Your goal: Print all the data, keeping every line exactly as it is.

Records:
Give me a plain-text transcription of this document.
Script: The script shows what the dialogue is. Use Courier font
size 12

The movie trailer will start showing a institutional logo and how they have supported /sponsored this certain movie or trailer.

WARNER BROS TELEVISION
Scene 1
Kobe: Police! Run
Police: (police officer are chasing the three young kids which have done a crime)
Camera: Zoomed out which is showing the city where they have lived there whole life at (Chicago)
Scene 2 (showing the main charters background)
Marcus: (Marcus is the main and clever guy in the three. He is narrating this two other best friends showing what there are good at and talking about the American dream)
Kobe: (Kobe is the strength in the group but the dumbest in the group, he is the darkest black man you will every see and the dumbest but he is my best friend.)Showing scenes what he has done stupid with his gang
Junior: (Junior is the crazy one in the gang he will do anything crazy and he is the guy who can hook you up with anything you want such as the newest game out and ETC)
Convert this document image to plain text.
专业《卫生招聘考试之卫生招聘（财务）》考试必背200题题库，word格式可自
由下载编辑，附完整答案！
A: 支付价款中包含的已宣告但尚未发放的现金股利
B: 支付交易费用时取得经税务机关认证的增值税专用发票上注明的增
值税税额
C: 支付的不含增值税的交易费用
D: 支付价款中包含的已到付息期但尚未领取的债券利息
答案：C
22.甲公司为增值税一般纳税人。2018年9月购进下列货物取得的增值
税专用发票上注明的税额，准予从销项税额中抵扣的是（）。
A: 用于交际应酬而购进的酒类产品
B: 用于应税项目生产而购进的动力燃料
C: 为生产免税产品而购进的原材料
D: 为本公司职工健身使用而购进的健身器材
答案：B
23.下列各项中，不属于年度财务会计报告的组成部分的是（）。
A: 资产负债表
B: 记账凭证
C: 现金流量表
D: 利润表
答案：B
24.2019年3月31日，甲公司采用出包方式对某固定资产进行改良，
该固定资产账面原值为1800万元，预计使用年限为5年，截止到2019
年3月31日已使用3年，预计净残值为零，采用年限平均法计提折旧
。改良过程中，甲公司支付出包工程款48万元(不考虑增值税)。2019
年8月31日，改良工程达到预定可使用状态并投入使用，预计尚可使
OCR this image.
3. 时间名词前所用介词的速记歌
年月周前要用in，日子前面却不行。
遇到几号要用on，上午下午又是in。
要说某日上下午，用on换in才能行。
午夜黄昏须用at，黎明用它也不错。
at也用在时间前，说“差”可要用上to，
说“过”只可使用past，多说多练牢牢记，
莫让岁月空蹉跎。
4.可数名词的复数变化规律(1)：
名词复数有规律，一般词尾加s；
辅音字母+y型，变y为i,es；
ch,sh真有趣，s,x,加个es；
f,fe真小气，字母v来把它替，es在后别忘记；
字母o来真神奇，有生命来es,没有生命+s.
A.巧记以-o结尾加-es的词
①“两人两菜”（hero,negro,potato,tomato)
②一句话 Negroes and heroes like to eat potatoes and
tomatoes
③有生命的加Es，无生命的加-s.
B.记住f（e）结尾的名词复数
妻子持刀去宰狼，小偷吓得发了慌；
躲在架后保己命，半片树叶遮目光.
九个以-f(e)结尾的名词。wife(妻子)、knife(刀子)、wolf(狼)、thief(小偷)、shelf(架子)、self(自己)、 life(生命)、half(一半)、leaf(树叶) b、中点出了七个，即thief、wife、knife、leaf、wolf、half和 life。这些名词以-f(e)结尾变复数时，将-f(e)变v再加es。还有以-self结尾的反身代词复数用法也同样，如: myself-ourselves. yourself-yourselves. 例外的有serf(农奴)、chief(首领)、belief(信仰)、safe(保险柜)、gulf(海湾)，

In response:
Give me a plain-text transcription of this document.
Script: The script shows what the dialogue is. Use Courier font
size 12

The movie trailer will start showing a institutional logo and how they have supported /sponsored this certain movie or trailer.

WARNER BROS TELEVISION
Scene 1
Kobe: Police! Run
Police: (police officer are chasing the three young kids which have done a crime)
Camera: Zoomed out which is showing the city where they have lived there whole life at (Chicago)
Scene 2 (showing the main charters background)
Marcus: (Marcus is the main and clever guy in the three. He is narrating this two other best friends showing what there are good at and talking about the American dream)
Kobe: (Kobe is the strength in the group but the dumbest in the group, he is the darkest black man you will every see and the dumbest but he is my best friend.)Showing scenes what he has done stupid with his gang
Junior: (Junior is the crazy one in the gang he will do anything crazy and he is the guy who can hook you up with anything you want such as the newest game out and ETC)
Convert this document image to plain text.
专业《卫生招聘考试之卫生招聘（财务）》考试必背200题题库，word格式可自
由下载编辑，附完整答案！
A: 支付价款中包含的已宣告但尚未发放的现金股利
B: 支付交易费用时取得经税务机关认证的增值税专用发票上注明的增
值税税额
C: 支付的不含增值税的交易费用
D: 支付价款中包含的已到付息期但尚未领取的债券利息
答案：C
22.甲公司为增值税一般纳税人。2018年9月购进下列货物取得的增值
税专用发票上注明的税额，准予从销项税额中抵扣的是（）。
A: 用于交际应酬而购进的酒类产品
B: 用于应税项目生产而购进的动力燃料
C: 为生产免税产品而购进的原材料
D: 为本公司职工健身使用而购进的健身器材
答案：B
23.下列各项中，不属于年度财务会计报告的组成部分的是（）。
A: 资产负债表
B: 记账凭证
C: 现金流量表
D: 利润表
答案：B
24.2019年3月31日，甲公司采用出包方式对某固定资产进行改良，
该固定资产账面原值为1800万元，预计使用年限为5年，截止到2019
年3月31日已使用3年，预计净残值为零，采用年限平均法计提折旧
。改良过程中，甲公司支付出包工程款48万元(不考虑增值税)。2019
年8月31日，改良工程达到预定可使用状态并投入使用，预计尚可使
OCR this image.
3. 时间名词前所用介词的速记歌
年月周前要用in，日子前面却不行。
遇到几号要用on，上午下午又是in。
要说某日上下午，用on换in才能行。
午夜黄昏须用at，黎明用它也不错。
at也用在时间前，说“差”可要用上to，
说“过”只可使用past，多说多练牢牢记，
莫让岁月空蹉跎。
4.可数名词的复数变化规律(1)：
名词复数有规律，一般词尾加s；
辅音字母+y型，变y为i,es；
ch,sh真有趣，s,x,加个es；
f,fe真小气，字母v来把它替，es在后别忘记；
字母o来真神奇，有生命来es,没有生命+s.
A.巧记以-o结尾加-es的词
①“两人两菜”（hero,negro,potato,tomato)
②一句话 Negroes and heroes like to eat potatoes and
tomatoes
③有生命的加Es，无生命的加-s.
B.记住f（e）结尾的名词复数
妻子持刀去宰狼，小偷吓得发了慌；
躲在架后保己命，半片树叶遮目光.
九个以-f(e)结尾的名词。wife(妻子)、knife(刀子)、wolf(狼)、thief(小偷)、shelf(架子)、self(自己)、 life(生命)、half(一半)、leaf(树叶) b、中点出了七个，即thief、wife、knife、leaf、wolf、half和 life。这些名词以-f(e)结尾变复数时，将-f(e)变v再加es。还有以-self结尾的反身代词复数用法也同样，如: myself-ourselves. yourself-yourselves. 例外的有serf(农奴)、chief(首领)、belief(信仰)、safe(保险柜)、gulf(海湾)，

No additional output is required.